____ Supplied material

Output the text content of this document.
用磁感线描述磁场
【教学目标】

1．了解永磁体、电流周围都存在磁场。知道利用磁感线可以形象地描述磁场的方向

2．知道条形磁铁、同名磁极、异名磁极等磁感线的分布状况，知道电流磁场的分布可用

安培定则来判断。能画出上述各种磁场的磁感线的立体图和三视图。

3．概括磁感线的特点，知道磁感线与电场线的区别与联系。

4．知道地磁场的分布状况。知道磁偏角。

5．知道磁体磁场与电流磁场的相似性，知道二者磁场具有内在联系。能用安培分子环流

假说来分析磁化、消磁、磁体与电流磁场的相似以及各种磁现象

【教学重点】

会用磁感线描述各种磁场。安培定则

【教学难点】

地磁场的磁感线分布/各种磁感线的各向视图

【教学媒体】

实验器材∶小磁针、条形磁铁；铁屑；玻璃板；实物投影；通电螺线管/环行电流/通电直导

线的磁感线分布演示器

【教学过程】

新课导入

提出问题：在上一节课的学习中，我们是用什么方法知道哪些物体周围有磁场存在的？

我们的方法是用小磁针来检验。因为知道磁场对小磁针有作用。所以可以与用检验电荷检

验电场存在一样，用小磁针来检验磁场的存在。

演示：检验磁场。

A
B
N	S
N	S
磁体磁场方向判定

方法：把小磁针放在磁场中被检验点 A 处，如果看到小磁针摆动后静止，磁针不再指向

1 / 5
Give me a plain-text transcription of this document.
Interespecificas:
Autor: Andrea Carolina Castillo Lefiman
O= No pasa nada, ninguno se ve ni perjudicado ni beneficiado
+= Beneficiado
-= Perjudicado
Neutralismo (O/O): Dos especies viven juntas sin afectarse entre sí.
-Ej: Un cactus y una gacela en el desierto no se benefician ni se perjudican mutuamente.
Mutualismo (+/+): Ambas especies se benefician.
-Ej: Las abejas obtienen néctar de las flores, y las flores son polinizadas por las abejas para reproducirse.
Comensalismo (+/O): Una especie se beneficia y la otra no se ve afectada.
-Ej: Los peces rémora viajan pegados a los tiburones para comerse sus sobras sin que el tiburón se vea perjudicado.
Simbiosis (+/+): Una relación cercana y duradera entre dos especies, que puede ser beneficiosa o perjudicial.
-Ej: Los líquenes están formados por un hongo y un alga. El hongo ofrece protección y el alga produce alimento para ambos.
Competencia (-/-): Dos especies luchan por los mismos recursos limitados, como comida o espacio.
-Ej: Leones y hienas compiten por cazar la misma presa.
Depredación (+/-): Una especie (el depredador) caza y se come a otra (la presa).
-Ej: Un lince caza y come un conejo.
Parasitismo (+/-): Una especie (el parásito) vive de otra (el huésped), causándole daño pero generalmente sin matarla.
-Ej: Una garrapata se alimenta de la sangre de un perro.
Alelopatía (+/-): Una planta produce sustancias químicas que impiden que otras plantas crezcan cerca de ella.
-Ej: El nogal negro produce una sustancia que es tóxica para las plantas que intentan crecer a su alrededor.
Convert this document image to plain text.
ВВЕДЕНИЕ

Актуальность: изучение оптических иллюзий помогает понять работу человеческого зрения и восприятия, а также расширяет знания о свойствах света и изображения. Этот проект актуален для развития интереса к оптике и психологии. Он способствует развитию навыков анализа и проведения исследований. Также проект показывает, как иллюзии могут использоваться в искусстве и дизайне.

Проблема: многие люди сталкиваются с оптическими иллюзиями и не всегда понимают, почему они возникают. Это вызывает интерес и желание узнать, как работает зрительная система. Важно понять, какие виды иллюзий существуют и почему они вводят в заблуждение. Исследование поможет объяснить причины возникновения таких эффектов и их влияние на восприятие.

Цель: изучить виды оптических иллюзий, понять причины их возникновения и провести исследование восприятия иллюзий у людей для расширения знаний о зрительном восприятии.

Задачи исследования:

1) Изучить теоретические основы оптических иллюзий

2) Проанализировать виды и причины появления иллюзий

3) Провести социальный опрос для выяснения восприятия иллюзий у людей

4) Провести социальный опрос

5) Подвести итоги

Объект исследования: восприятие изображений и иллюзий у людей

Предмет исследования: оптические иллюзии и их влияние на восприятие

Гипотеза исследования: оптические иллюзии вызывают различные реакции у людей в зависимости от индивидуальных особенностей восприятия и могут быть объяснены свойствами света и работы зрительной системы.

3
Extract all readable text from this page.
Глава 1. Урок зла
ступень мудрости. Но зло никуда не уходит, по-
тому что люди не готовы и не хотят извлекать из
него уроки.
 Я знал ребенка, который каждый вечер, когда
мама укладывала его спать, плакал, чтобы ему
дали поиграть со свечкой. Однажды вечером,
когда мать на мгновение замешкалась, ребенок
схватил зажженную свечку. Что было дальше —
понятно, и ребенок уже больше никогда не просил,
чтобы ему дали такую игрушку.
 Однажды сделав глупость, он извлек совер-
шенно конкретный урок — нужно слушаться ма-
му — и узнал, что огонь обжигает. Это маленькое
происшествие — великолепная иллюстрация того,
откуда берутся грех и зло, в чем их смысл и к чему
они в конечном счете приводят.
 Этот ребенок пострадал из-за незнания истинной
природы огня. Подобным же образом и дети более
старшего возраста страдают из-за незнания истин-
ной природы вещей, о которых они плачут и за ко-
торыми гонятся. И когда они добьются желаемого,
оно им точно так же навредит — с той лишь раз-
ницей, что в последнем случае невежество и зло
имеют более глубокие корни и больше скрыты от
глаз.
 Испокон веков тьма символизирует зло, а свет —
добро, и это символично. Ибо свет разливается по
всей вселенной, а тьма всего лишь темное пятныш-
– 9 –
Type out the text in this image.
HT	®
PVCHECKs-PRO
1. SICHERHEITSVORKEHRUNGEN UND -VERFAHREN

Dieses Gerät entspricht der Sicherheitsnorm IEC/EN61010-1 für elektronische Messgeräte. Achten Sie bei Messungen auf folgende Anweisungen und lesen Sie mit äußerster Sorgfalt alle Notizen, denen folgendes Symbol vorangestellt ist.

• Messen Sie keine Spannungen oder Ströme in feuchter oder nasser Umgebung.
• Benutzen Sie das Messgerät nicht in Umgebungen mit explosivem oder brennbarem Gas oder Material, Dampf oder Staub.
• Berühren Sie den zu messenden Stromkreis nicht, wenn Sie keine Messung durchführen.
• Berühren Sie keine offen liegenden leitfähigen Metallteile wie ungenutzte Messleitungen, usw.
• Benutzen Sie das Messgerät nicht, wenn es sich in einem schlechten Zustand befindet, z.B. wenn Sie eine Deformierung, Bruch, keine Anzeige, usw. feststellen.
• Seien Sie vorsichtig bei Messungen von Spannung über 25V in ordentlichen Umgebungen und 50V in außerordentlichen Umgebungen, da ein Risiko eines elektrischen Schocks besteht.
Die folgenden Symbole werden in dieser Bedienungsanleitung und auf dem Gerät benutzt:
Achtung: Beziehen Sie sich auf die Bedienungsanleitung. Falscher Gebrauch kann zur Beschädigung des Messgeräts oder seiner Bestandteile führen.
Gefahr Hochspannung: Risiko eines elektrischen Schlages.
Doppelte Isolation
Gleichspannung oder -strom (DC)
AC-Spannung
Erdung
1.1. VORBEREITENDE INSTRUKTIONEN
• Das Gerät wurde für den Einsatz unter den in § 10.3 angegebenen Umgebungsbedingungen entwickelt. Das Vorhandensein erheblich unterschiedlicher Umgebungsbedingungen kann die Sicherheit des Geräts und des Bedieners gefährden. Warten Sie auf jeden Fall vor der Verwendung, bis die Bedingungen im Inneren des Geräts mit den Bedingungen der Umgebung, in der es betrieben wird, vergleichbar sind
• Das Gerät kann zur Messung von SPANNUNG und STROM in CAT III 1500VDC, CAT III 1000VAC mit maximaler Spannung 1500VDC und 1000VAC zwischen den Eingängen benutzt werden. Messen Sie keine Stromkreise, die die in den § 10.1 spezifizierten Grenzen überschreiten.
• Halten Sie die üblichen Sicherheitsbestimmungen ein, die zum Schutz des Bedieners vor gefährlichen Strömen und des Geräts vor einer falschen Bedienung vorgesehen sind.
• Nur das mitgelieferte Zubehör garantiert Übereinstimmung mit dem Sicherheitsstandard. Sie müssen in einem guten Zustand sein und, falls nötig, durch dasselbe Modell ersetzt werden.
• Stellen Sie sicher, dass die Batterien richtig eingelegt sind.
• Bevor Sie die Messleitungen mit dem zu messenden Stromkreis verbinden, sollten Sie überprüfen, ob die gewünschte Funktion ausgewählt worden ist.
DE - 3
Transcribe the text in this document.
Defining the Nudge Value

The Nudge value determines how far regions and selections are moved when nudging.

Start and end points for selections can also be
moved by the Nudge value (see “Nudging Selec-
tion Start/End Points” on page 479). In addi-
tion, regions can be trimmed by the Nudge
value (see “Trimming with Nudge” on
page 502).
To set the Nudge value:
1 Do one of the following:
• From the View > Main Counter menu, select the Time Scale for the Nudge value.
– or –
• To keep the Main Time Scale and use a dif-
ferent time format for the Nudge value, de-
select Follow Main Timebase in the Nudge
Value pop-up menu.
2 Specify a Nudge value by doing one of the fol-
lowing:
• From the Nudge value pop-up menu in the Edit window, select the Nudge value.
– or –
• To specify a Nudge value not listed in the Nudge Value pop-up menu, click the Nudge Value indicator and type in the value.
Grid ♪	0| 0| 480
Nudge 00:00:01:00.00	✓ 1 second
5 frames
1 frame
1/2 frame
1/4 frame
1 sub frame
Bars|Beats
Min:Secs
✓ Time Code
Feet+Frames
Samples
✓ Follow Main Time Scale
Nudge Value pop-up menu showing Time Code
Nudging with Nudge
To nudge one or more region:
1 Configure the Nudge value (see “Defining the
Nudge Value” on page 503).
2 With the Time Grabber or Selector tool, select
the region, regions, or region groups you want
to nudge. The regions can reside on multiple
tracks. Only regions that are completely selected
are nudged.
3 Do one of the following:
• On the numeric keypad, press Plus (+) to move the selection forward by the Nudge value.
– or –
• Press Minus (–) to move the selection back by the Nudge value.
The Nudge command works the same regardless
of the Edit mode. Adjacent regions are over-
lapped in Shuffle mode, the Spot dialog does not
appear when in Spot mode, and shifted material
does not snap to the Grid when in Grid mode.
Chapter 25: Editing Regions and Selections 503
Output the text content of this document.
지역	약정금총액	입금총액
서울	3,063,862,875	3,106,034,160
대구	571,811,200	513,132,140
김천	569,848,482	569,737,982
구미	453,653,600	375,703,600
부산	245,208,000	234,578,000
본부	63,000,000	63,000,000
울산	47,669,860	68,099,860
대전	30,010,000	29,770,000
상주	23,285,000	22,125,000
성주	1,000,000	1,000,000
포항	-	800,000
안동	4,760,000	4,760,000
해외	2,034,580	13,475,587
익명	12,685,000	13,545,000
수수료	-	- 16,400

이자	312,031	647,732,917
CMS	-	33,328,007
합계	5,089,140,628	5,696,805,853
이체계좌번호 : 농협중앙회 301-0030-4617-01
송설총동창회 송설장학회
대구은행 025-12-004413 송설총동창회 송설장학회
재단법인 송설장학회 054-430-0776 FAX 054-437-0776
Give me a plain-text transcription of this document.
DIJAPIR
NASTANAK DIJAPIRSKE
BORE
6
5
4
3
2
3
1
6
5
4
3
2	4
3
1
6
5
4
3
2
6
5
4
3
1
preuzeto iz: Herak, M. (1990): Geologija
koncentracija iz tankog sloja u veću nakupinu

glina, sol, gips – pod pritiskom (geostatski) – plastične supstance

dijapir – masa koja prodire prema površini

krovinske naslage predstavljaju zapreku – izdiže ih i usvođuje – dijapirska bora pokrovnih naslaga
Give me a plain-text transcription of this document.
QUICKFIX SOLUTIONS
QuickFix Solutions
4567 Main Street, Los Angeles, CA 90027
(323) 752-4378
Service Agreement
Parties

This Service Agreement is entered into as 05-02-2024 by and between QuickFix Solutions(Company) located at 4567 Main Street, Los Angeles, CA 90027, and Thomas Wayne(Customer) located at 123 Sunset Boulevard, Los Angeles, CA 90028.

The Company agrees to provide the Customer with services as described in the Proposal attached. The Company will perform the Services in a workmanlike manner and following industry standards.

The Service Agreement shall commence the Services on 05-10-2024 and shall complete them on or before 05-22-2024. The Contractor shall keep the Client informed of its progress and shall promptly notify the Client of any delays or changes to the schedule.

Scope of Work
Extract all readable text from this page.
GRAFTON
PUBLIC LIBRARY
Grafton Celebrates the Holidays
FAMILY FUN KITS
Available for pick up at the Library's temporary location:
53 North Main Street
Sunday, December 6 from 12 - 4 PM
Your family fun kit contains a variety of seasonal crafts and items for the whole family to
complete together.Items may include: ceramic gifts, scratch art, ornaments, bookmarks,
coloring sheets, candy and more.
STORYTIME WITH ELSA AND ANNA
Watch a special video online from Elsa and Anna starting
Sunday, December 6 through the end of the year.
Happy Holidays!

________

● Given exercise
Check each line in the records for the word "Risiko" and say how many have it, with nothing else.

● Answer to this exercise
2